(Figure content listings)
:::
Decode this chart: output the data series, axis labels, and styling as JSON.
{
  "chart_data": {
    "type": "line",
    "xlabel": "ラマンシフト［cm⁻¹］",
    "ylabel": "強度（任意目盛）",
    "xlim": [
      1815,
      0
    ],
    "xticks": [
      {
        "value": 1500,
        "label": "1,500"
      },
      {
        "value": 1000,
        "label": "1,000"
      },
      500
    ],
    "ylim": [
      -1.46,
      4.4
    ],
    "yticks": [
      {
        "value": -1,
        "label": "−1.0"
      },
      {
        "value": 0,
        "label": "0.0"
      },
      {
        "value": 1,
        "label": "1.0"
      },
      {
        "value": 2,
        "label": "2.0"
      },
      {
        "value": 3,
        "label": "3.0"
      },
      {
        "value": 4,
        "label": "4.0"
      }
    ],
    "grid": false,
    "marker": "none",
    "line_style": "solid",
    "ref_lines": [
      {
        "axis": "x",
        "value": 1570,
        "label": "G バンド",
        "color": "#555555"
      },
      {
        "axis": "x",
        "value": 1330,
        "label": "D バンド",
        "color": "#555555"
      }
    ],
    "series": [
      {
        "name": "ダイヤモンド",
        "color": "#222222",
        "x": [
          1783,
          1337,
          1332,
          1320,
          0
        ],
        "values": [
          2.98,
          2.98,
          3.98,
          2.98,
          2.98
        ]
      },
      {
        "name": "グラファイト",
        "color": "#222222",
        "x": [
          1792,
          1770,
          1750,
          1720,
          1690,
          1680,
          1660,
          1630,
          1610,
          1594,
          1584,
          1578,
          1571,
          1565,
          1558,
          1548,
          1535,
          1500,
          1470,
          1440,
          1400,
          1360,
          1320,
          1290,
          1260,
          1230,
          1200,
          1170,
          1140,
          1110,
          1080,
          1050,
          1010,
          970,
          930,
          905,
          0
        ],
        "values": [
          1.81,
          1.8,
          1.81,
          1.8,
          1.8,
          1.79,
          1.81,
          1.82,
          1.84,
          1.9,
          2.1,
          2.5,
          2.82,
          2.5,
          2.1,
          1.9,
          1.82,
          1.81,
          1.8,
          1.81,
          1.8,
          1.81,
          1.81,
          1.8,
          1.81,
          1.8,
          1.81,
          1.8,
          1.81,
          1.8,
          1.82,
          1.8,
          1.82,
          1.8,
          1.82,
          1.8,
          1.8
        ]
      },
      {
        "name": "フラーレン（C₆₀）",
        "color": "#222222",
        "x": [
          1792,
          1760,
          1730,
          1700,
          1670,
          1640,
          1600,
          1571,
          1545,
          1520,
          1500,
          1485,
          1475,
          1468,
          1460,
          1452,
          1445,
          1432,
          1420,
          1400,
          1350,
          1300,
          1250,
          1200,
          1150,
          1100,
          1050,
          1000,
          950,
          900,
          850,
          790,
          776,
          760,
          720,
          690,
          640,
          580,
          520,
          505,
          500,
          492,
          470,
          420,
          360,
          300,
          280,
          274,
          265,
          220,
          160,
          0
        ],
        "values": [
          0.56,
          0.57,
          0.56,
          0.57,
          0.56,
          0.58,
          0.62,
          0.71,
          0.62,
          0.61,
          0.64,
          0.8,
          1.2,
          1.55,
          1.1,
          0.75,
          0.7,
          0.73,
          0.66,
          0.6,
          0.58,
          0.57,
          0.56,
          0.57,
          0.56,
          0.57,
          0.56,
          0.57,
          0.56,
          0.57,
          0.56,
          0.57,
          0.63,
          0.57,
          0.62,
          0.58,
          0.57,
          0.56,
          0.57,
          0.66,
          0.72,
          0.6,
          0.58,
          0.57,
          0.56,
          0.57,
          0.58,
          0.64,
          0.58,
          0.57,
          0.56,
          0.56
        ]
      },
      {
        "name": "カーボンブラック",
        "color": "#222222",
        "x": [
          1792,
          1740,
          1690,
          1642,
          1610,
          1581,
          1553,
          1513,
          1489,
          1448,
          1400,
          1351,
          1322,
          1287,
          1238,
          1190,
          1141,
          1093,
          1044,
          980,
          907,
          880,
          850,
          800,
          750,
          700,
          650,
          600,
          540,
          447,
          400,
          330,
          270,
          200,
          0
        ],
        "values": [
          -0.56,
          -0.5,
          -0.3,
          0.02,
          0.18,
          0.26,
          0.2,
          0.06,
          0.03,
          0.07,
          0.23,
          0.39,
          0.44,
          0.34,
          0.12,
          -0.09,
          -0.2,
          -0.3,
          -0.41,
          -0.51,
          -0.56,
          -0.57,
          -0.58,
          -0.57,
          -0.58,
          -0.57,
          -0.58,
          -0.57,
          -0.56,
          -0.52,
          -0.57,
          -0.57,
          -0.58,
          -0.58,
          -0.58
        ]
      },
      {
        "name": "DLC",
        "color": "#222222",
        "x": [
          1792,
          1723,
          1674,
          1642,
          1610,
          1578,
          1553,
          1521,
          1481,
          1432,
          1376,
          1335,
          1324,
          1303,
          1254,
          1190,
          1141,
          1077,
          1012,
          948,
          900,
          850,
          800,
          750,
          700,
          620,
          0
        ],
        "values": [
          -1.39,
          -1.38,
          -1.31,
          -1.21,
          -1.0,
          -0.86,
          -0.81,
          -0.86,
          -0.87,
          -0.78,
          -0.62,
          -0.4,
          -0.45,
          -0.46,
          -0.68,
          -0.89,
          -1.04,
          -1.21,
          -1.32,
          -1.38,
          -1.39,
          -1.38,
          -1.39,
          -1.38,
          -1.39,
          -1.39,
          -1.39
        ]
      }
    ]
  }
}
:::
**Written problem:** Copy each line in the data that holds the word "name".

**The solution:**
        "name": "ダイヤモンド",
        "name": "グラファイト",
        "name": "フラーレン（C₆₀）",
        "name": "カーボンブラック",
        "name": "DLC",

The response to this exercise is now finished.